** start Given entries **

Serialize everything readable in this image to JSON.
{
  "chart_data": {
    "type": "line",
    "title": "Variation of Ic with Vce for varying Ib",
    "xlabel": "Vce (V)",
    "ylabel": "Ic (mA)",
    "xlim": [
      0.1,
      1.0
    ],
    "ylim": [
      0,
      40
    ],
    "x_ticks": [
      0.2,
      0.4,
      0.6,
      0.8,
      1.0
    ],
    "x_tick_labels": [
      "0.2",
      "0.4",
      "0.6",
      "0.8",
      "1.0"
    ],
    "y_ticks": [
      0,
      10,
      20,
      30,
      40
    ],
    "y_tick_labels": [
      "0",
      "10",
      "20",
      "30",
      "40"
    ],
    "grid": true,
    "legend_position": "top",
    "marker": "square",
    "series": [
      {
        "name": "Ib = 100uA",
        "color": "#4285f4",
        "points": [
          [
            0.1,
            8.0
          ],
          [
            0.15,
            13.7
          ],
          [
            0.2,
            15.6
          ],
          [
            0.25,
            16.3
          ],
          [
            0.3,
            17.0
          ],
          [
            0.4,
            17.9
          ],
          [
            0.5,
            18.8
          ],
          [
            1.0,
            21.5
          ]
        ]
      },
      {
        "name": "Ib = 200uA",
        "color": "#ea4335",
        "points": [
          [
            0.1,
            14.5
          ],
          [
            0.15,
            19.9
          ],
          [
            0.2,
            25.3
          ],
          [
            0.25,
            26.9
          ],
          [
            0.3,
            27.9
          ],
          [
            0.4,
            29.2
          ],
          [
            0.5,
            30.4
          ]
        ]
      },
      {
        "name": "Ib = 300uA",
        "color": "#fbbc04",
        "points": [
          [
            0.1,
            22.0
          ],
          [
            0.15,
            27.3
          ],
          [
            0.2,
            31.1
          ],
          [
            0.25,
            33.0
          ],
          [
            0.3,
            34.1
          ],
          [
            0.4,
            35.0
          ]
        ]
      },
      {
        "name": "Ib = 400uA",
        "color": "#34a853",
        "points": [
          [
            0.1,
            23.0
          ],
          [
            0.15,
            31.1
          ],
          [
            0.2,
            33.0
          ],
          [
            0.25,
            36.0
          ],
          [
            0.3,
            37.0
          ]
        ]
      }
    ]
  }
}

** end Given entries **

Type out the whole listing above again, exactly as it stands.

Final result:
Serialize everything readable in this image to JSON.
{
  "chart_data": {
    "type": "line",
    "title": "Variation of Ic with Vce for varying Ib",
    "xlabel": "Vce (V)",
    "ylabel": "Ic (mA)",
    "xlim": [
      0.1,
      1.0
    ],
    "ylim": [
      0,
      40
    ],
    "x_ticks": [
      0.2,
      0.4,
      0.6,
      0.8,
      1.0
    ],
    "x_tick_labels": [
      "0.2",
      "0.4",
      "0.6",
      "0.8",
      "1.0"
    ],
    "y_ticks": [
      0,
      10,
      20,
      30,
      40
    ],
    "y_tick_labels": [
      "0",
      "10",
      "20",
      "30",
      "40"
    ],
    "grid": true,
    "legend_position": "top",
    "marker": "square",
    "series": [
      {
        "name": "Ib = 100uA",
        "color": "#4285f4",
        "points": [
          [
            0.1,
            8.0
          ],
          [
            0.15,
            13.7
          ],
          [
            0.2,
            15.6
          ],
          [
            0.25,
            16.3
          ],
          [
            0.3,
            17.0
          ],
          [
            0.4,
            17.9
          ],
          [
            0.5,
            18.8
          ],
          [
            1.0,
            21.5
          ]
        ]
      },
      {
        "name": "Ib = 200uA",
        "color": "#ea4335",
        "points": [
          [
            0.1,
            14.5
          ],
          [
            0.15,
            19.9
          ],
          [
            0.2,
            25.3
          ],
          [
            0.25,
            26.9
          ],
          [
            0.3,
            27.9
          ],
          [
            0.4,
            29.2
          ],
          [
            0.5,
            30.4
          ]
        ]
      },
      {
        "name": "Ib = 300uA",
        "color": "#fbbc04",
        "points": [
          [
            0.1,
            22.0
          ],
          [
            0.15,
            27.3
          ],
          [
            0.2,
            31.1
          ],
          [
            0.25,
            33.0
          ],
          [
            0.3,
            34.1
          ],
          [
            0.4,
            35.0
          ]
        ]
      },
      {
        "name": "Ib = 400uA",
        "color": "#34a853",
        "points": [
          [
            0.1,
            23.0
          ],
          [
            0.15,
            31.1
          ],
          [
            0.2,
            33.0
          ],
          [
            0.25,
            36.0
          ],
          [
            0.3,
            37.0
          ]
        ]
      }
    ]
  }
}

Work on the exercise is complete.